Directions — Copy out each line below that has the word "median" in it.
── Material for this task ──
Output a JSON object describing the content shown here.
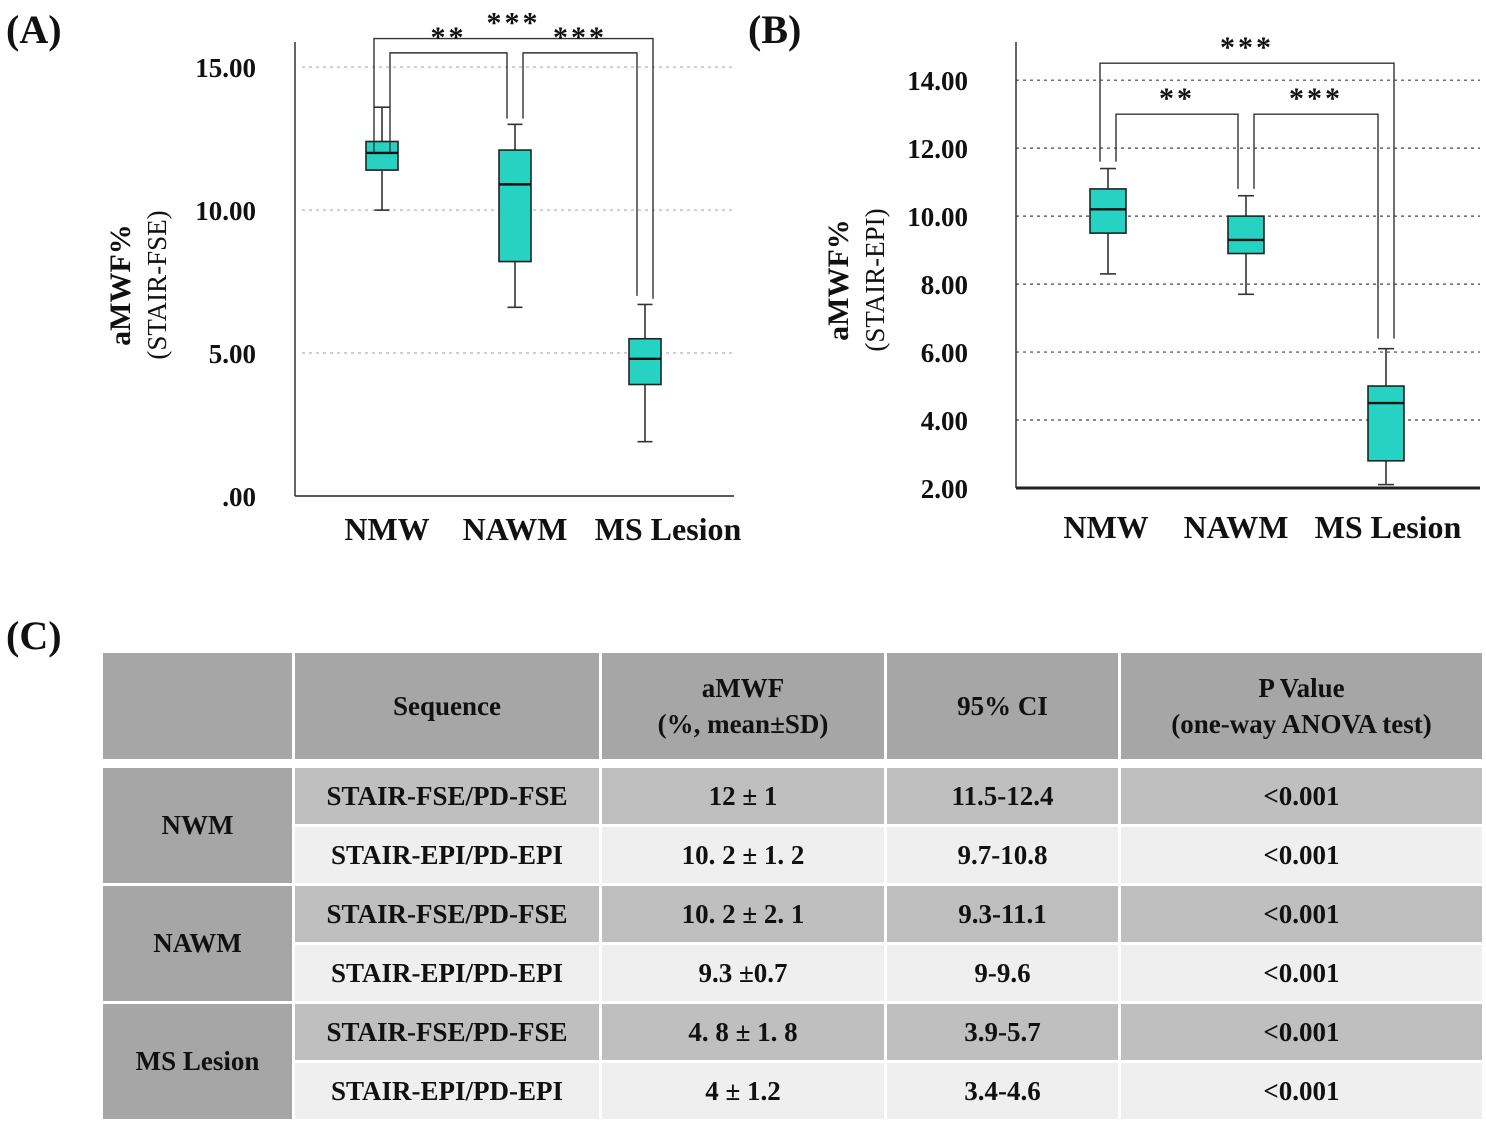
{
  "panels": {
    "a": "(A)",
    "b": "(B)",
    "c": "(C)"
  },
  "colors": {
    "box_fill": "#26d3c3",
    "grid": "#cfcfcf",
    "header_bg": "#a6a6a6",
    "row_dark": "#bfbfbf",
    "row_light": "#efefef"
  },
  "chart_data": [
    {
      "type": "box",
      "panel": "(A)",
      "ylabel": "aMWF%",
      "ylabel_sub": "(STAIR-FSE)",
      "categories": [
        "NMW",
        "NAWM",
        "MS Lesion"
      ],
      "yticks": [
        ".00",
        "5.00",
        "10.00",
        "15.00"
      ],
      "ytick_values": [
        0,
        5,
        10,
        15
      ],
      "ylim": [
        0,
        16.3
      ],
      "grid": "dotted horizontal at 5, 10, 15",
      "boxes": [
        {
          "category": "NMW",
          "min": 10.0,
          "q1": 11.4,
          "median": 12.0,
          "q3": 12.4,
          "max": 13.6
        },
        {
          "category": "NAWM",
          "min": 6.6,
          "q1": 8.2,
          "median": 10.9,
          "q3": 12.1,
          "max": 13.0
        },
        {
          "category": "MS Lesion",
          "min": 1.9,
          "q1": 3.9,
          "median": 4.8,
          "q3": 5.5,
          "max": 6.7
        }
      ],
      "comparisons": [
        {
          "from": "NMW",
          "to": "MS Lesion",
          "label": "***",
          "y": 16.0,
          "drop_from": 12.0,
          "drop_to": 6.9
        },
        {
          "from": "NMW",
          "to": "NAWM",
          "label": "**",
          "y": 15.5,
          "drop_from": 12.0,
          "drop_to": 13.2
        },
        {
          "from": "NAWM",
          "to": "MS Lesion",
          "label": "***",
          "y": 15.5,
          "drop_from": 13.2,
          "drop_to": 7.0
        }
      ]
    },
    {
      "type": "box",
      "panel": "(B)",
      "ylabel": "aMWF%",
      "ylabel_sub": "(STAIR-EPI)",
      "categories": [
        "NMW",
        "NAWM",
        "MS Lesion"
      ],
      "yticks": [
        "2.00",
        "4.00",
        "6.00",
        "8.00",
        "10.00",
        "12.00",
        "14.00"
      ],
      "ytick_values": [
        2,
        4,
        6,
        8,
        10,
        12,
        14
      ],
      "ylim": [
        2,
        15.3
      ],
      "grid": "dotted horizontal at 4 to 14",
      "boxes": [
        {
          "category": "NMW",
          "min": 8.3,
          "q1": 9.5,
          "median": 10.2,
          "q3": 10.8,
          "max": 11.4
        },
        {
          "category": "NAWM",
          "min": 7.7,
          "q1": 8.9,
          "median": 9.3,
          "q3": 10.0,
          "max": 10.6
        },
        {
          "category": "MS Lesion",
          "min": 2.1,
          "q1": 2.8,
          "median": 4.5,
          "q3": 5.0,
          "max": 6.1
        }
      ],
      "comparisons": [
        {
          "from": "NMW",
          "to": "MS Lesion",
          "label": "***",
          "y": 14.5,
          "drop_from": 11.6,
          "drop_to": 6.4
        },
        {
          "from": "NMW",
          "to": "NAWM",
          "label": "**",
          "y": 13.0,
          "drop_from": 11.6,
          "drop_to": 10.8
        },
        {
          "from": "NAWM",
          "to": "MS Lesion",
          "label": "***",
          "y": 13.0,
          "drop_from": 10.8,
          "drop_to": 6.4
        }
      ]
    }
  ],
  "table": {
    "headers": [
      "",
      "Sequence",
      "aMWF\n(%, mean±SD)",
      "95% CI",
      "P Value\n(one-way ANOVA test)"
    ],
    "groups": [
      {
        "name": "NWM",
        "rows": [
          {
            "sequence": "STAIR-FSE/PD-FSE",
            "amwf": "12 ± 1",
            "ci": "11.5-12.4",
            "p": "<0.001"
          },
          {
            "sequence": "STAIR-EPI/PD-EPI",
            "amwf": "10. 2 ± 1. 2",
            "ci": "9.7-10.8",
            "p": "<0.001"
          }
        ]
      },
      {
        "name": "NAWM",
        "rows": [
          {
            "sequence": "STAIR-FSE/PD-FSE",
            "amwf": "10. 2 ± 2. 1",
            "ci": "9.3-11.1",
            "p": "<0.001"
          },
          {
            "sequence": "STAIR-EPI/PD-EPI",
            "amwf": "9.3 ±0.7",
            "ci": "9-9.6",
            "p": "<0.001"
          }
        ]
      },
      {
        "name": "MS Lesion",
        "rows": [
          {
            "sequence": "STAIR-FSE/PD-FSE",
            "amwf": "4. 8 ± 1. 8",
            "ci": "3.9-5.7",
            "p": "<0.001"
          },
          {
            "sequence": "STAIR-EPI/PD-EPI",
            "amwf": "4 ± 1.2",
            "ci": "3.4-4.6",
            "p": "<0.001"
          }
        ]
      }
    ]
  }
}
───
Output below —
          "median": 12.0,
          "median": 10.9,
          "median": 4.8,
          "median": 10.2,
          "median": 9.3,
          "median": 4.5,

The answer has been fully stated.